## Given records
● ● ● ● ●

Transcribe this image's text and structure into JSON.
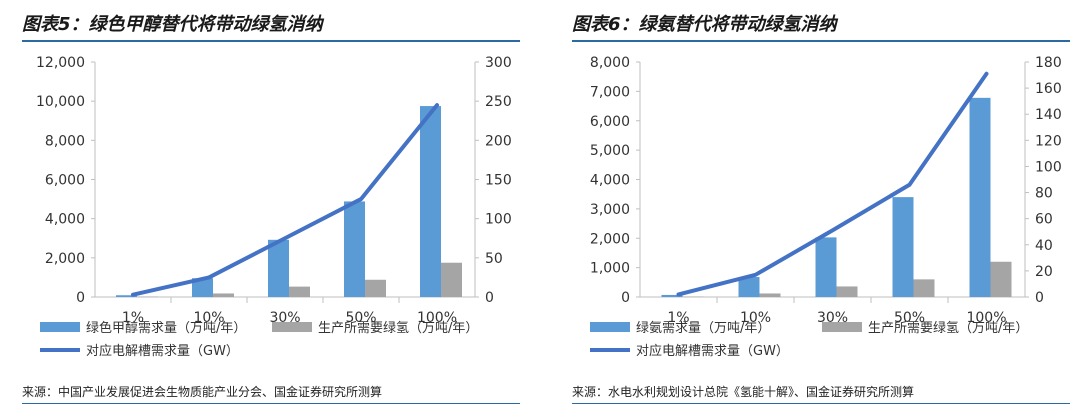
{
  "panels": [
    {
      "title": "图表5：绿色甲醇替代将带动绿氢消纳",
      "source": "来源：中国产业发展促进会生物质能产业分会、国金证券研究所测算"
    },
    {
      "title": "图表6：绿氨替代将带动绿氢消纳",
      "source": "来源：水电水利规划设计总院《氢能十解》、国金证券研究所测算"
    }
  ],
  "colors": {
    "bar_main": "#5b9bd5",
    "bar_secondary": "#a5a5a5",
    "line": "#4472c4",
    "rule": "#2b6aa3"
  },
  "chart_data": [
    {
      "type": "bar",
      "categories": [
        "1%",
        "10%",
        "30%",
        "50%",
        "100%"
      ],
      "series": [
        {
          "name": "绿色甲醇需求量（万吨/年）",
          "type": "bar",
          "axis": "left",
          "values": [
            90,
            960,
            2920,
            4880,
            9750
          ]
        },
        {
          "name": "生产所需要绿氢（万吨/年）",
          "type": "bar",
          "axis": "left",
          "values": [
            20,
            180,
            530,
            880,
            1750
          ]
        },
        {
          "name": "对应电解槽需求量（GW）",
          "type": "line",
          "axis": "right",
          "values": [
            3,
            25,
            75,
            125,
            245
          ]
        }
      ],
      "ylim": [
        0,
        12000
      ],
      "yticks": [
        "0",
        "2,000",
        "4,000",
        "6,000",
        "8,000",
        "10,000",
        "12,000"
      ],
      "y2lim": [
        0,
        300
      ],
      "y2ticks": [
        "0",
        "50",
        "100",
        "150",
        "200",
        "250",
        "300"
      ],
      "grid": false,
      "legend": "bottom"
    },
    {
      "type": "bar",
      "categories": [
        "1%",
        "10%",
        "30%",
        "50%",
        "100%"
      ],
      "series": [
        {
          "name": "绿氨需求量（万吨/年）",
          "type": "bar",
          "axis": "left",
          "values": [
            70,
            680,
            2030,
            3400,
            6780
          ]
        },
        {
          "name": "生产所需要绿氢（万吨/年）",
          "type": "bar",
          "axis": "left",
          "values": [
            15,
            120,
            360,
            600,
            1200
          ]
        },
        {
          "name": "对应电解槽需求量（GW）",
          "type": "line",
          "axis": "right",
          "values": [
            2,
            17,
            51,
            86,
            171
          ]
        }
      ],
      "ylim": [
        0,
        8000
      ],
      "yticks": [
        "0",
        "1,000",
        "2,000",
        "3,000",
        "4,000",
        "5,000",
        "6,000",
        "7,000",
        "8,000"
      ],
      "y2lim": [
        0,
        180
      ],
      "y2ticks": [
        "0",
        "20",
        "40",
        "60",
        "80",
        "100",
        "120",
        "140",
        "160",
        "180"
      ],
      "grid": false,
      "legend": "bottom"
    }
  ]
}
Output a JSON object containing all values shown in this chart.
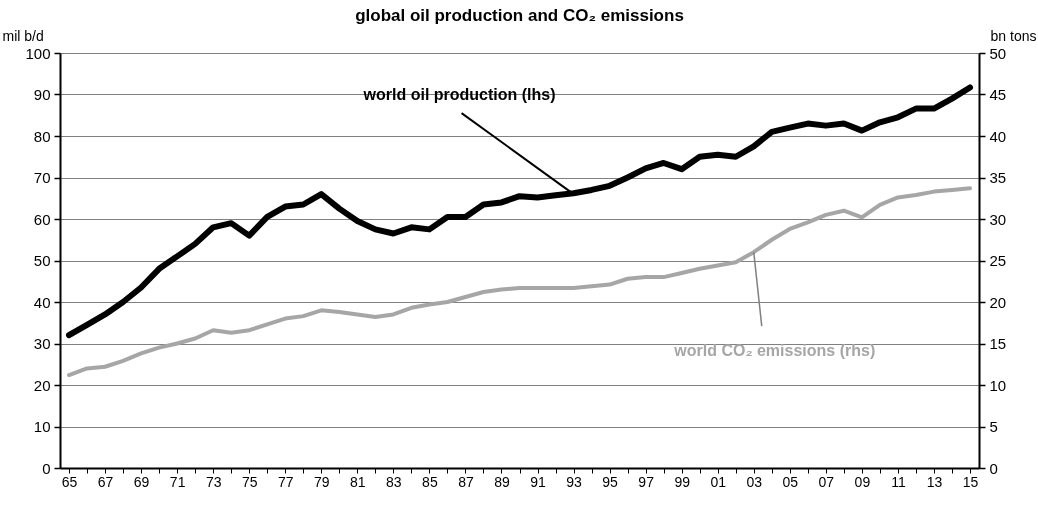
{
  "chart_data": {
    "type": "line",
    "title": "global oil production and CO₂ emissions",
    "ylabel": "mil b/d",
    "y2label": "bn tons",
    "categories": [
      "65",
      null,
      "67",
      null,
      "69",
      null,
      "71",
      null,
      "73",
      null,
      "75",
      null,
      "77",
      null,
      "79",
      null,
      "81",
      null,
      "83",
      null,
      "85",
      null,
      "87",
      null,
      "89",
      null,
      "91",
      null,
      "93",
      null,
      "95",
      null,
      "97",
      null,
      "99",
      null,
      "01",
      null,
      "03",
      null,
      "05",
      null,
      "07",
      null,
      "09",
      null,
      "11",
      null,
      "13",
      null,
      "15"
    ],
    "series": [
      {
        "color": "#000000",
        "values": [
          32,
          34.5,
          37,
          40,
          43.5,
          48,
          51,
          54,
          58,
          59,
          56,
          60.5,
          63,
          63.5,
          66,
          62.5,
          59.5,
          57.5,
          56.5,
          58,
          57.5,
          60.5,
          60.5,
          63.5,
          64,
          65.5,
          65.2,
          65.7,
          66.2,
          67,
          68,
          70,
          72.2,
          73.5,
          72,
          75,
          75.5,
          75,
          77.5,
          81,
          82,
          83,
          82.5,
          83,
          81.3,
          83.3,
          84.5,
          86.6,
          86.6,
          89,
          91.7
        ]
      },
      {
        "color": "#a6a6a6",
        "axis": "y2",
        "values": [
          11.2,
          12,
          12.2,
          12.9,
          13.8,
          14.5,
          15,
          15.6,
          16.6,
          16.3,
          16.6,
          17.3,
          18,
          18.3,
          19,
          18.8,
          18.5,
          18.2,
          18.5,
          19.3,
          19.7,
          20,
          20.6,
          21.2,
          21.5,
          21.7,
          21.7,
          21.7,
          21.7,
          21.9,
          22.1,
          22.8,
          23,
          23,
          23.5,
          24,
          24.4,
          24.8,
          26,
          27.5,
          28.8,
          29.6,
          30.5,
          31,
          30.2,
          31.7,
          32.6,
          32.9,
          33.3,
          33.5,
          33.7
        ]
      }
    ],
    "ylim": [
      0,
      100
    ],
    "yticks": [
      0,
      10,
      20,
      30,
      40,
      50,
      60,
      70,
      80,
      90,
      100
    ],
    "y2lim": [
      0,
      50
    ],
    "y2ticks": [
      0,
      5,
      10,
      15,
      20,
      25,
      30,
      35,
      40,
      45,
      50
    ],
    "grid": "y",
    "annotations": [
      {
        "text": "world oil production (lhs)",
        "x": "93",
        "y": 66
      },
      {
        "text": "world CO₂ emissions (rhs)",
        "x": "03",
        "y": 52
      }
    ]
  }
}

● ● ● ● ●

## What you should do
Find every line in the records that contains the word "emissions"; copy those lines.

## Full answer
    "title": "global oil production and CO₂ emissions",
        "text": "world CO₂ emissions (rhs)",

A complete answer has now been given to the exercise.